◆ **Exercise instructions**: Copy the data below word for word, from its first line through the line that contains "table-row[interactable]: ControlLib.dll 0x7ffe2ca30000", and output only those lines.

◆ **Source records**:
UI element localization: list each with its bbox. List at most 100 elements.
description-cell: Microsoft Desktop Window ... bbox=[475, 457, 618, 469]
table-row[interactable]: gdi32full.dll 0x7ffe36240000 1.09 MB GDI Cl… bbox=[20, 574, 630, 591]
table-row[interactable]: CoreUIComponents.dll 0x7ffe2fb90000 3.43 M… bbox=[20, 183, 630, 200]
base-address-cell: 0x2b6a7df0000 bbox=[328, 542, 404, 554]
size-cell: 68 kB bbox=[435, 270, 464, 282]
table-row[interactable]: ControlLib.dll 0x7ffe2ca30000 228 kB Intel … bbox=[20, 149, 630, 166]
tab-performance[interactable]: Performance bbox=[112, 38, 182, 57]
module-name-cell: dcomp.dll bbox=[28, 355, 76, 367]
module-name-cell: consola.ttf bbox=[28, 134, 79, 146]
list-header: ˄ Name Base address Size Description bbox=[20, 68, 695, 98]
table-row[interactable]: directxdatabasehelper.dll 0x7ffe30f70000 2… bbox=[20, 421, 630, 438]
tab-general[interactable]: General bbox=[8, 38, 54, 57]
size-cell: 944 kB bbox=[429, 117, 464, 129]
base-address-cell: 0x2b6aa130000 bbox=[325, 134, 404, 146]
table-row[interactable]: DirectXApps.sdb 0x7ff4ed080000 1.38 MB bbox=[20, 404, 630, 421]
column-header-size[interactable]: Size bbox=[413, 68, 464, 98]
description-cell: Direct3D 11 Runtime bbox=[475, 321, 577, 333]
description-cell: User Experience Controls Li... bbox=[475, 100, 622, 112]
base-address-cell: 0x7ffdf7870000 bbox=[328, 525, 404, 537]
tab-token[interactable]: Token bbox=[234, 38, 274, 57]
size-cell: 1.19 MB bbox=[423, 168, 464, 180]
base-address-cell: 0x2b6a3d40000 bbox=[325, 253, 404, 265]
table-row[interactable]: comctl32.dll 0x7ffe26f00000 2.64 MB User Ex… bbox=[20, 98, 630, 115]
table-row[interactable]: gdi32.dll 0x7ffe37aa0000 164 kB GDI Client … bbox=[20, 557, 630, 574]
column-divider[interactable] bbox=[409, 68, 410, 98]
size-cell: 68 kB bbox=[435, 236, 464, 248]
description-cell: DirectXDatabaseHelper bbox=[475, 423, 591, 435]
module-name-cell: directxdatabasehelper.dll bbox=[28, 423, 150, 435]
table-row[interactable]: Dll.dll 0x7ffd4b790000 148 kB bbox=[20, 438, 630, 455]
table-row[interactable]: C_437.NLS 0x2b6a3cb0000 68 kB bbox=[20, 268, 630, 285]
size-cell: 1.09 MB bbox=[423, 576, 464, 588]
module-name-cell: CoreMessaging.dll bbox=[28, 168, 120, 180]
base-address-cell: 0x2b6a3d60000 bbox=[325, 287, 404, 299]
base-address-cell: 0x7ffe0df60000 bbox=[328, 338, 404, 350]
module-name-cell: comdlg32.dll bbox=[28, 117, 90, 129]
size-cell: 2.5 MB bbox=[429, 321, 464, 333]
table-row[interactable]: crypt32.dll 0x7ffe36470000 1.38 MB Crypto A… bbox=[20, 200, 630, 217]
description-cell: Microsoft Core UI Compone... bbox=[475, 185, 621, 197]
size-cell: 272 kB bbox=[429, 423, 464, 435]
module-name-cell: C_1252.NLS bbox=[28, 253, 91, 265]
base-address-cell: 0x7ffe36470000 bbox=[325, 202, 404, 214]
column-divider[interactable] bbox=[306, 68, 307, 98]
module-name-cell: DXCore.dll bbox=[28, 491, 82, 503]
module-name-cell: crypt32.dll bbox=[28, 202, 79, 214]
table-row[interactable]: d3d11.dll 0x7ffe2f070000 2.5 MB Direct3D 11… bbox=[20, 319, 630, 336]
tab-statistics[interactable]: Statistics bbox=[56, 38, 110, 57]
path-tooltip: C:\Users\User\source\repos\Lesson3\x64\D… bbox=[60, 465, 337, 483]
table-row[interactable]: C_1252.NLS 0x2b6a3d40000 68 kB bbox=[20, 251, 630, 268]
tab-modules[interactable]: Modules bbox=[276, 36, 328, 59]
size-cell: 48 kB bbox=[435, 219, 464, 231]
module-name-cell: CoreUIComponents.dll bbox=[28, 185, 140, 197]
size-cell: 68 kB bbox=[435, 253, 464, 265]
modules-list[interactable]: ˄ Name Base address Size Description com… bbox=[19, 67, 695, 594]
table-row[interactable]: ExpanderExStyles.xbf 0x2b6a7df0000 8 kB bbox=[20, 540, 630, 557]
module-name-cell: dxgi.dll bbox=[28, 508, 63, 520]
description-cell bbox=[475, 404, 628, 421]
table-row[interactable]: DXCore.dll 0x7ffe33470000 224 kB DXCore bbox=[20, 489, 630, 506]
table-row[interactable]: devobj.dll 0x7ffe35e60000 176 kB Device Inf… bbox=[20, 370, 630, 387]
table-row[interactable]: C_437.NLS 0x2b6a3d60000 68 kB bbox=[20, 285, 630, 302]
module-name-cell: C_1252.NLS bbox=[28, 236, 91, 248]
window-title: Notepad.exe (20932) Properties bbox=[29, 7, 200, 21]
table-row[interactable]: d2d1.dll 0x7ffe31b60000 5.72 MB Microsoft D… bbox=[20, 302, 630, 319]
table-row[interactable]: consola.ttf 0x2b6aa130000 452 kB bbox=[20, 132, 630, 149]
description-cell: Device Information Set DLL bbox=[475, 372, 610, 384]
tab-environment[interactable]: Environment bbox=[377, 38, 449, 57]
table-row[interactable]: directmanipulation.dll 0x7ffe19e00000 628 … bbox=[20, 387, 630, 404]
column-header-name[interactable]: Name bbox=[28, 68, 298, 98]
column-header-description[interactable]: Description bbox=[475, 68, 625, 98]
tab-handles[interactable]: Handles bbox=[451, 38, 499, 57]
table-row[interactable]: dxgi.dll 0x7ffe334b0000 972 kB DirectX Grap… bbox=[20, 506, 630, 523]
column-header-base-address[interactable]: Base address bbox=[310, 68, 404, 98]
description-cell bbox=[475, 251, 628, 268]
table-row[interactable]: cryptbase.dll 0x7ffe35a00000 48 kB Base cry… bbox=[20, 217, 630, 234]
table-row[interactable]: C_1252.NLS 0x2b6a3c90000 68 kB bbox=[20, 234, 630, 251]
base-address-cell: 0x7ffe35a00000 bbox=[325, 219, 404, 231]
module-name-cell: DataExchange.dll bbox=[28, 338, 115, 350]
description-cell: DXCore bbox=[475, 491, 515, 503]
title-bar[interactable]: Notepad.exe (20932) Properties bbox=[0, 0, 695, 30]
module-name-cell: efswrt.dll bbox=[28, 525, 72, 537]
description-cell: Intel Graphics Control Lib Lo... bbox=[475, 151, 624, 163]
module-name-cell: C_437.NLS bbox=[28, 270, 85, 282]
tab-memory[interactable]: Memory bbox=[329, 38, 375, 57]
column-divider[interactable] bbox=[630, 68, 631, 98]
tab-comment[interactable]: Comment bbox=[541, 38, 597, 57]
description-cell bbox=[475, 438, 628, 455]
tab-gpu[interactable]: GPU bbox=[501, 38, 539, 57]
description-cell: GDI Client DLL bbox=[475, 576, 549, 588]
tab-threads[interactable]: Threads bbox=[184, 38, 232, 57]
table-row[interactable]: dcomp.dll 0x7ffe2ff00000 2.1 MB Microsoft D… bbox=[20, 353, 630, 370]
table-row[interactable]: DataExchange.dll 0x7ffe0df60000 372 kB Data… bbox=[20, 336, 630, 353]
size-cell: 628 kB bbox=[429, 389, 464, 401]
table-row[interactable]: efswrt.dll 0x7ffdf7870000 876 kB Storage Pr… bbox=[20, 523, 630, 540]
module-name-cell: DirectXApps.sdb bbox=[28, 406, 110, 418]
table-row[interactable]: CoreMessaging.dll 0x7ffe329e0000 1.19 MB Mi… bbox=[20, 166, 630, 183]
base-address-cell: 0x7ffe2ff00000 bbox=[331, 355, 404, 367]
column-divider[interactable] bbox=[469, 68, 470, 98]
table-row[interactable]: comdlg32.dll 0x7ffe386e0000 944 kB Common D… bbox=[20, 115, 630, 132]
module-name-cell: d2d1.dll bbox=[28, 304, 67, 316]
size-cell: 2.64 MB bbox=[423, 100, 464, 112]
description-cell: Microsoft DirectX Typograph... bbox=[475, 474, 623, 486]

◆ **Correct output**:
UI element localization: list each with its bbox. List at most 100 elements.
description-cell: Microsoft Desktop Window ... bbox=[475, 457, 618, 469]
table-row[interactable]: gdi32full.dll 0x7ffe36240000 1.09 MB GDI Cl… bbox=[20, 574, 630, 591]
table-row[interactable]: CoreUIComponents.dll 0x7ffe2fb90000 3.43 M… bbox=[20, 183, 630, 200]
base-address-cell: 0x2b6a7df0000 bbox=[328, 542, 404, 554]
size-cell: 68 kB bbox=[435, 270, 464, 282]
table-row[interactable]: ControlLib.dll 0x7ffe2ca30000 228 kB Intel … bbox=[20, 149, 630, 166]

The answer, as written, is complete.